_DATASET ROWS_:
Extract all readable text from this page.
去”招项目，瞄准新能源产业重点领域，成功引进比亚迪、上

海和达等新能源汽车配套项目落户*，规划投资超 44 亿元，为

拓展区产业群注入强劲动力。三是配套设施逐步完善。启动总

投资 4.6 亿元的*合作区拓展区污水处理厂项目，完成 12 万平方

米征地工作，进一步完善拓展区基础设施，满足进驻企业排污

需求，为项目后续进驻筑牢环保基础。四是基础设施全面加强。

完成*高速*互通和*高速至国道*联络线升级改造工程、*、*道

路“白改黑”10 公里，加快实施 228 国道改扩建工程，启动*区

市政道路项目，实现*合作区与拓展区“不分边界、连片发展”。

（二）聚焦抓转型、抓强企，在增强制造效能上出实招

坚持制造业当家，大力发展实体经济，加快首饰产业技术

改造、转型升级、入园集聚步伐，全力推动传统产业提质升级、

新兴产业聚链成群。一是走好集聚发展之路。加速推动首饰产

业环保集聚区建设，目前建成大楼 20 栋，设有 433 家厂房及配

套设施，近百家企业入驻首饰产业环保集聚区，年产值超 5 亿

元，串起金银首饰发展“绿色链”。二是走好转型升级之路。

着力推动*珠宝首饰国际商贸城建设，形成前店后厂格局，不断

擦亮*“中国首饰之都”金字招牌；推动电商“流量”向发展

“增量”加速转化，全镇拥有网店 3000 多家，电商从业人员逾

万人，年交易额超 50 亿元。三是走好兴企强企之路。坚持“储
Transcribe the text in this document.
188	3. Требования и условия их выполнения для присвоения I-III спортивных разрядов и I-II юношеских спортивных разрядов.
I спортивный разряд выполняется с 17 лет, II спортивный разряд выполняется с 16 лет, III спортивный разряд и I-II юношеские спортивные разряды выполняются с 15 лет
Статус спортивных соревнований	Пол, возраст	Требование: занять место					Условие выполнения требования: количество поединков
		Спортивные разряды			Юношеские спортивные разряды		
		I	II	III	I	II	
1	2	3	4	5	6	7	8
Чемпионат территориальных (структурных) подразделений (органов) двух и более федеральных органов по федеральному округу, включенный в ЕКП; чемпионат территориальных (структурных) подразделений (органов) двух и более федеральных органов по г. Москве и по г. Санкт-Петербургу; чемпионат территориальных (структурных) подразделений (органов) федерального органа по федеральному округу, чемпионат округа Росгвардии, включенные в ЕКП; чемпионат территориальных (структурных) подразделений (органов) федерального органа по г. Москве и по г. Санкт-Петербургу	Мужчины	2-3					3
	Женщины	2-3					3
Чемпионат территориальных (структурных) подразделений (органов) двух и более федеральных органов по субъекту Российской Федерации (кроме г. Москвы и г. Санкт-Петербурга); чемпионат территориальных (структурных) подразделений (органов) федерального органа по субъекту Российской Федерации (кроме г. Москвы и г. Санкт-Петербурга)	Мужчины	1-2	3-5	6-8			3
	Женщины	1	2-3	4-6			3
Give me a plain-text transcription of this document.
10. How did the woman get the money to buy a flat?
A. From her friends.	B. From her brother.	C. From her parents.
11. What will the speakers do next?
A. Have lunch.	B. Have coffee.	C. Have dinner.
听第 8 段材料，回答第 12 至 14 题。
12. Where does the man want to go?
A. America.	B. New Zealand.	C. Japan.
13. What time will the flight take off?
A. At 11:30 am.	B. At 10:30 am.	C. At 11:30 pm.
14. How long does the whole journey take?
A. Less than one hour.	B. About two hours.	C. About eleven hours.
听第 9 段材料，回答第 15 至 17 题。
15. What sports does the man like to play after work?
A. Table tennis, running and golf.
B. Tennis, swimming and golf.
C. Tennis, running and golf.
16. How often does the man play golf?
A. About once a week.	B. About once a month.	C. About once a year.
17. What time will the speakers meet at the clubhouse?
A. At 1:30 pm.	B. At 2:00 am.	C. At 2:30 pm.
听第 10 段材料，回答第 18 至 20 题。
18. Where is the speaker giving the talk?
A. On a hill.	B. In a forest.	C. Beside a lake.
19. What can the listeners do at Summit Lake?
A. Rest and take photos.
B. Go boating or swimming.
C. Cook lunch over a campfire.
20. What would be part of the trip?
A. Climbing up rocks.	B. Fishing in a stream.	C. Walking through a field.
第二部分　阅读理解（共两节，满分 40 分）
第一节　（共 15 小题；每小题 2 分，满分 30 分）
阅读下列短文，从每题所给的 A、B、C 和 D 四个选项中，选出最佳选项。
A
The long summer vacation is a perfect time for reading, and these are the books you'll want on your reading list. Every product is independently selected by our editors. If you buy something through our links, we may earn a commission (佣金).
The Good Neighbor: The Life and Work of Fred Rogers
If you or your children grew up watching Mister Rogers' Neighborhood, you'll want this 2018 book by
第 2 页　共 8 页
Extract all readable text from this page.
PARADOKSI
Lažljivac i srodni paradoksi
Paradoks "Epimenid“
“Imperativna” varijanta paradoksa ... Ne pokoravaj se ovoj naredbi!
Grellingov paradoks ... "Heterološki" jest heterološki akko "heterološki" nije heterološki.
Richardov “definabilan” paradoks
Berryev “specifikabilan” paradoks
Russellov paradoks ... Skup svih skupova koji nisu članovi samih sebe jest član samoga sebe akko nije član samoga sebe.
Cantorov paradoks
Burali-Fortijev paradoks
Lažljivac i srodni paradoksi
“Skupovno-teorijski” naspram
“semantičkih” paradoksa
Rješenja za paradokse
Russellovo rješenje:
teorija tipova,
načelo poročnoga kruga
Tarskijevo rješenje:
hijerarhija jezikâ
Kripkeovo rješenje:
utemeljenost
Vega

_WHAT YOU ARE ASKED TO DO_: The records above must be repeated exactly, every one of them.

_SOLUTION FOR THIS TASK_:
Extract all readable text from this page.
去”招项目，瞄准新能源产业重点领域，成功引进比亚迪、上

海和达等新能源汽车配套项目落户*，规划投资超 44 亿元，为

拓展区产业群注入强劲动力。三是配套设施逐步完善。启动总

投资 4.6 亿元的*合作区拓展区污水处理厂项目，完成 12 万平方

米征地工作，进一步完善拓展区基础设施，满足进驻企业排污

需求，为项目后续进驻筑牢环保基础。四是基础设施全面加强。

完成*高速*互通和*高速至国道*联络线升级改造工程、*、*道

路“白改黑”10 公里，加快实施 228 国道改扩建工程，启动*区

市政道路项目，实现*合作区与拓展区“不分边界、连片发展”。

（二）聚焦抓转型、抓强企，在增强制造效能上出实招

坚持制造业当家，大力发展实体经济，加快首饰产业技术

改造、转型升级、入园集聚步伐，全力推动传统产业提质升级、

新兴产业聚链成群。一是走好集聚发展之路。加速推动首饰产

业环保集聚区建设，目前建成大楼 20 栋，设有 433 家厂房及配

套设施，近百家企业入驻首饰产业环保集聚区，年产值超 5 亿

元，串起金银首饰发展“绿色链”。二是走好转型升级之路。

着力推动*珠宝首饰国际商贸城建设，形成前店后厂格局，不断

擦亮*“中国首饰之都”金字招牌；推动电商“流量”向发展

“增量”加速转化，全镇拥有网店 3000 多家，电商从业人员逾

万人，年交易额超 50 亿元。三是走好兴企强企之路。坚持“储
Transcribe the text in this document.
188	3. Требования и условия их выполнения для присвоения I-III спортивных разрядов и I-II юношеских спортивных разрядов.
I спортивный разряд выполняется с 17 лет, II спортивный разряд выполняется с 16 лет, III спортивный разряд и I-II юношеские спортивные разряды выполняются с 15 лет
Статус спортивных соревнований	Пол, возраст	Требование: занять место					Условие выполнения требования: количество поединков
		Спортивные разряды			Юношеские спортивные разряды		
		I	II	III	I	II	
1	2	3	4	5	6	7	8
Чемпионат территориальных (структурных) подразделений (органов) двух и более федеральных органов по федеральному округу, включенный в ЕКП; чемпионат территориальных (структурных) подразделений (органов) двух и более федеральных органов по г. Москве и по г. Санкт-Петербургу; чемпионат территориальных (структурных) подразделений (органов) федерального органа по федеральному округу, чемпионат округа Росгвардии, включенные в ЕКП; чемпионат территориальных (структурных) подразделений (органов) федерального органа по г. Москве и по г. Санкт-Петербургу	Мужчины	2-3					3
	Женщины	2-3					3
Чемпионат территориальных (структурных) подразделений (органов) двух и более федеральных органов по субъекту Российской Федерации (кроме г. Москвы и г. Санкт-Петербурга); чемпионат территориальных (структурных) подразделений (органов) федерального органа по субъекту Российской Федерации (кроме г. Москвы и г. Санкт-Петербурга)	Мужчины	1-2	3-5	6-8			3
	Женщины	1	2-3	4-6			3
Give me a plain-text transcription of this document.
10. How did the woman get the money to buy a flat?
A. From her friends.	B. From her brother.	C. From her parents.
11. What will the speakers do next?
A. Have lunch.	B. Have coffee.	C. Have dinner.
听第 8 段材料，回答第 12 至 14 题。
12. Where does the man want to go?
A. America.	B. New Zealand.	C. Japan.
13. What time will the flight take off?
A. At 11:30 am.	B. At 10:30 am.	C. At 11:30 pm.
14. How long does the whole journey take?
A. Less than one hour.	B. About two hours.	C. About eleven hours.
听第 9 段材料，回答第 15 至 17 题。
15. What sports does the man like to play after work?
A. Table tennis, running and golf.
B. Tennis, swimming and golf.
C. Tennis, running and golf.
16. How often does the man play golf?
A. About once a week.	B. About once a month.	C. About once a year.
17. What time will the speakers meet at the clubhouse?
A. At 1:30 pm.	B. At 2:00 am.	C. At 2:30 pm.
听第 10 段材料，回答第 18 至 20 题。
18. Where is the speaker giving the talk?
A. On a hill.	B. In a forest.	C. Beside a lake.
19. What can the listeners do at Summit Lake?
A. Rest and take photos.
B. Go boating or swimming.
C. Cook lunch over a campfire.
20. What would be part of the trip?
A. Climbing up rocks.	B. Fishing in a stream.	C. Walking through a field.
第二部分　阅读理解（共两节，满分 40 分）
第一节　（共 15 小题；每小题 2 分，满分 30 分）
阅读下列短文，从每题所给的 A、B、C 和 D 四个选项中，选出最佳选项。
A
The long summer vacation is a perfect time for reading, and these are the books you'll want on your reading list. Every product is independently selected by our editors. If you buy something through our links, we may earn a commission (佣金).
The Good Neighbor: The Life and Work of Fred Rogers
If you or your children grew up watching Mister Rogers' Neighborhood, you'll want this 2018 book by
第 2 页　共 8 页
Extract all readable text from this page.
PARADOKSI
Lažljivac i srodni paradoksi
Paradoks "Epimenid“
“Imperativna” varijanta paradoksa ... Ne pokoravaj se ovoj naredbi!
Grellingov paradoks ... "Heterološki" jest heterološki akko "heterološki" nije heterološki.
Richardov “definabilan” paradoks
Berryev “specifikabilan” paradoks
Russellov paradoks ... Skup svih skupova koji nisu članovi samih sebe jest član samoga sebe akko nije član samoga sebe.
Cantorov paradoks
Burali-Fortijev paradoks
Lažljivac i srodni paradoksi
“Skupovno-teorijski” naspram
“semantičkih” paradoksa
Rješenja za paradokse
Russellovo rješenje:
teorija tipova,
načelo poročnoga kruga
Tarskijevo rješenje:
hijerarhija jezikâ
Kripkeovo rješenje:
utemeljenost
Vega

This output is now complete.